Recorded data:

-----

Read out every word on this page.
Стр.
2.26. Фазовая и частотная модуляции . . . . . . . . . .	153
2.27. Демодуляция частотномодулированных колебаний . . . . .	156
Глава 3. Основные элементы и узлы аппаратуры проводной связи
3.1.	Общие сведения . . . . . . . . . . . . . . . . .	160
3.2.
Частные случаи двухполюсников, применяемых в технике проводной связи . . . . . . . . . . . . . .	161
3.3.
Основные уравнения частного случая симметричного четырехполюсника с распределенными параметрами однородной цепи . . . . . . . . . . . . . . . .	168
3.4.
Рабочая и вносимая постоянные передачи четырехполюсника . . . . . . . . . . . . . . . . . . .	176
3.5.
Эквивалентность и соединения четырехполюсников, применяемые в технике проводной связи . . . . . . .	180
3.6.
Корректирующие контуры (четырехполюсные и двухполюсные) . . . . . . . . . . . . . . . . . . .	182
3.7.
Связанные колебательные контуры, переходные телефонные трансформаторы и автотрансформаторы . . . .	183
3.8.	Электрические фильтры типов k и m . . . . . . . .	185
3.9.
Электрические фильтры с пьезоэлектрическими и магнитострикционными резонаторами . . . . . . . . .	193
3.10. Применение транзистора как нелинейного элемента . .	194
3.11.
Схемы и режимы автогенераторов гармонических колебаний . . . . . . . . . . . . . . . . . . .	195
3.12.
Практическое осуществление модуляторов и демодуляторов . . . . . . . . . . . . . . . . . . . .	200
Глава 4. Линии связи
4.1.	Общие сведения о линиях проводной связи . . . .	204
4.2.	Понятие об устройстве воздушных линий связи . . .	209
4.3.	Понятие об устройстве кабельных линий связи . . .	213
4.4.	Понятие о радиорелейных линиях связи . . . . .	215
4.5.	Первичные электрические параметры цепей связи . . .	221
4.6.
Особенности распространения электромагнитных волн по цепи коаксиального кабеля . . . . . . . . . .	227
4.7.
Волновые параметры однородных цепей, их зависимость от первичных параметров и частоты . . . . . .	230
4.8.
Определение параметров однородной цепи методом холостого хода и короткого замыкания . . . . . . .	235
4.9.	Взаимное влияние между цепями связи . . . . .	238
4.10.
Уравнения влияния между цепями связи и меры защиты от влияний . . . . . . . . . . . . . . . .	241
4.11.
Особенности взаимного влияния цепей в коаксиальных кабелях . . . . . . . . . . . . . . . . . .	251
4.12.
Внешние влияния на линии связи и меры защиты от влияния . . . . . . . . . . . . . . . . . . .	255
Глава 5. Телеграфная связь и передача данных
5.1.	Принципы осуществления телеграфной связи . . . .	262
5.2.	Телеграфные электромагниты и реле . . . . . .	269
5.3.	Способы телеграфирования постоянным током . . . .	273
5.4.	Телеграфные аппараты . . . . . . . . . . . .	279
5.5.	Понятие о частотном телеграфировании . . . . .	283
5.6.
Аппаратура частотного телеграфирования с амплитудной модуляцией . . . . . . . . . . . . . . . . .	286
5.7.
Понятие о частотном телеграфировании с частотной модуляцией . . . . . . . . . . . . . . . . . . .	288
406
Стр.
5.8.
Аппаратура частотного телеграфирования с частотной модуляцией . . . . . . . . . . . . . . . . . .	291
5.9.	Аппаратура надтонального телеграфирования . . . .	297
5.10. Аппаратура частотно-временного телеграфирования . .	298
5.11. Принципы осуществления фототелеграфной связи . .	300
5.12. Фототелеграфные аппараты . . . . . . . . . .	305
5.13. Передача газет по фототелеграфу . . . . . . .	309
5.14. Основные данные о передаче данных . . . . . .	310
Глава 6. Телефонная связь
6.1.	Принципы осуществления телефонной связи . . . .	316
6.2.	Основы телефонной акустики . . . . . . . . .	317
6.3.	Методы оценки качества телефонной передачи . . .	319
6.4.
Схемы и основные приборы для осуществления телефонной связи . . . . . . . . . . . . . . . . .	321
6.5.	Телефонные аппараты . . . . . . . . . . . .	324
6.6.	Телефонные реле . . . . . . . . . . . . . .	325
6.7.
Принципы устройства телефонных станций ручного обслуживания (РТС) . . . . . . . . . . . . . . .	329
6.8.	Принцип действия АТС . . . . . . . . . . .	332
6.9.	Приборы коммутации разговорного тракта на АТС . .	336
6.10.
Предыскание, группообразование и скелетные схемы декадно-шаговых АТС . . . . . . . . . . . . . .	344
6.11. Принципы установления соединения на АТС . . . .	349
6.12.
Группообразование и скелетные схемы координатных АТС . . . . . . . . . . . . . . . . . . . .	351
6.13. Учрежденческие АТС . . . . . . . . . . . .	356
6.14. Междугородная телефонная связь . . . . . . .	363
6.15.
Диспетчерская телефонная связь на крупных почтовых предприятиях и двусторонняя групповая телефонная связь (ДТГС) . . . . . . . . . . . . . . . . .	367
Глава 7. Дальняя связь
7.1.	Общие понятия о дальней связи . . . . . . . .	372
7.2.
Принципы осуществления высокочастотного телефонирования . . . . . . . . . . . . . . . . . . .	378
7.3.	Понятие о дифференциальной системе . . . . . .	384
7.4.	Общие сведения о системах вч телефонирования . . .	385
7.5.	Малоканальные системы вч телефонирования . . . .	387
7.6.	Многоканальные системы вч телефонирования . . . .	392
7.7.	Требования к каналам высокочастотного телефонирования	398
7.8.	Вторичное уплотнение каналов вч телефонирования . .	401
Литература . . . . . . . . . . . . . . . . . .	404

-----

◆ **Job**
Repeat all of the records above exactly as written.

◆ **Task result**
Read out every word on this page.
Стр.
2.26. Фазовая и частотная модуляции . . . . . . . . . .	153
2.27. Демодуляция частотномодулированных колебаний . . . . .	156
Глава 3. Основные элементы и узлы аппаратуры проводной связи
3.1.	Общие сведения . . . . . . . . . . . . . . . . .	160
3.2.
Частные случаи двухполюсников, применяемых в технике проводной связи . . . . . . . . . . . . . .	161
3.3.
Основные уравнения частного случая симметричного четырехполюсника с распределенными параметрами однородной цепи . . . . . . . . . . . . . . . .	168
3.4.
Рабочая и вносимая постоянные передачи четырехполюсника . . . . . . . . . . . . . . . . . . .	176
3.5.
Эквивалентность и соединения четырехполюсников, применяемые в технике проводной связи . . . . . . .	180
3.6.
Корректирующие контуры (четырехполюсные и двухполюсные) . . . . . . . . . . . . . . . . . . .	182
3.7.
Связанные колебательные контуры, переходные телефонные трансформаторы и автотрансформаторы . . . .	183
3.8.	Электрические фильтры типов k и m . . . . . . . .	185
3.9.
Электрические фильтры с пьезоэлектрическими и магнитострикционными резонаторами . . . . . . . . .	193
3.10. Применение транзистора как нелинейного элемента . .	194
3.11.
Схемы и режимы автогенераторов гармонических колебаний . . . . . . . . . . . . . . . . . . .	195
3.12.
Практическое осуществление модуляторов и демодуляторов . . . . . . . . . . . . . . . . . . . .	200
Глава 4. Линии связи
4.1.	Общие сведения о линиях проводной связи . . . .	204
4.2.	Понятие об устройстве воздушных линий связи . . .	209
4.3.	Понятие об устройстве кабельных линий связи . . .	213
4.4.	Понятие о радиорелейных линиях связи . . . . .	215
4.5.	Первичные электрические параметры цепей связи . . .	221
4.6.
Особенности распространения электромагнитных волн по цепи коаксиального кабеля . . . . . . . . . .	227
4.7.
Волновые параметры однородных цепей, их зависимость от первичных параметров и частоты . . . . . .	230
4.8.
Определение параметров однородной цепи методом холостого хода и короткого замыкания . . . . . . .	235
4.9.	Взаимное влияние между цепями связи . . . . .	238
4.10.
Уравнения влияния между цепями связи и меры защиты от влияний . . . . . . . . . . . . . . . .	241
4.11.
Особенности взаимного влияния цепей в коаксиальных кабелях . . . . . . . . . . . . . . . . . .	251
4.12.
Внешние влияния на линии связи и меры защиты от влияния . . . . . . . . . . . . . . . . . . .	255
Глава 5. Телеграфная связь и передача данных
5.1.	Принципы осуществления телеграфной связи . . . .	262
5.2.	Телеграфные электромагниты и реле . . . . . .	269
5.3.	Способы телеграфирования постоянным током . . . .	273
5.4.	Телеграфные аппараты . . . . . . . . . . . .	279
5.5.	Понятие о частотном телеграфировании . . . . .	283
5.6.
Аппаратура частотного телеграфирования с амплитудной модуляцией . . . . . . . . . . . . . . . . .	286
5.7.
Понятие о частотном телеграфировании с частотной модуляцией . . . . . . . . . . . . . . . . . . .	288
406
Стр.
5.8.
Аппаратура частотного телеграфирования с частотной модуляцией . . . . . . . . . . . . . . . . . .	291
5.9.	Аппаратура надтонального телеграфирования . . . .	297
5.10. Аппаратура частотно-временного телеграфирования . .	298
5.11. Принципы осуществления фототелеграфной связи . .	300
5.12. Фототелеграфные аппараты . . . . . . . . . .	305
5.13. Передача газет по фототелеграфу . . . . . . .	309
5.14. Основные данные о передаче данных . . . . . .	310
Глава 6. Телефонная связь
6.1.	Принципы осуществления телефонной связи . . . .	316
6.2.	Основы телефонной акустики . . . . . . . . .	317
6.3.	Методы оценки качества телефонной передачи . . .	319
6.4.
Схемы и основные приборы для осуществления телефонной связи . . . . . . . . . . . . . . . . .	321
6.5.	Телефонные аппараты . . . . . . . . . . . .	324
6.6.	Телефонные реле . . . . . . . . . . . . . .	325
6.7.
Принципы устройства телефонных станций ручного обслуживания (РТС) . . . . . . . . . . . . . . .	329
6.8.	Принцип действия АТС . . . . . . . . . . .	332
6.9.	Приборы коммутации разговорного тракта на АТС . .	336
6.10.
Предыскание, группообразование и скелетные схемы декадно-шаговых АТС . . . . . . . . . . . . . .	344
6.11. Принципы установления соединения на АТС . . . .	349
6.12.
Группообразование и скелетные схемы координатных АТС . . . . . . . . . . . . . . . . . . . .	351
6.13. Учрежденческие АТС . . . . . . . . . . . .	356
6.14. Междугородная телефонная связь . . . . . . .	363
6.15.
Диспетчерская телефонная связь на крупных почтовых предприятиях и двусторонняя групповая телефонная связь (ДТГС) . . . . . . . . . . . . . . . . .	367
Глава 7. Дальняя связь
7.1.	Общие понятия о дальней связи . . . . . . . .	372
7.2.
Принципы осуществления высокочастотного телефонирования . . . . . . . . . . . . . . . . . . .	378
7.3.	Понятие о дифференциальной системе . . . . . .	384
7.4.	Общие сведения о системах вч телефонирования . . .	385
7.5.	Малоканальные системы вч телефонирования . . . .	387
7.6.	Многоканальные системы вч телефонирования . . . .	392
7.7.	Требования к каналам высокочастотного телефонирования	398
7.8.	Вторичное уплотнение каналов вч телефонирования . .	401
Литература . . . . . . . . . . . . . . . . . .	404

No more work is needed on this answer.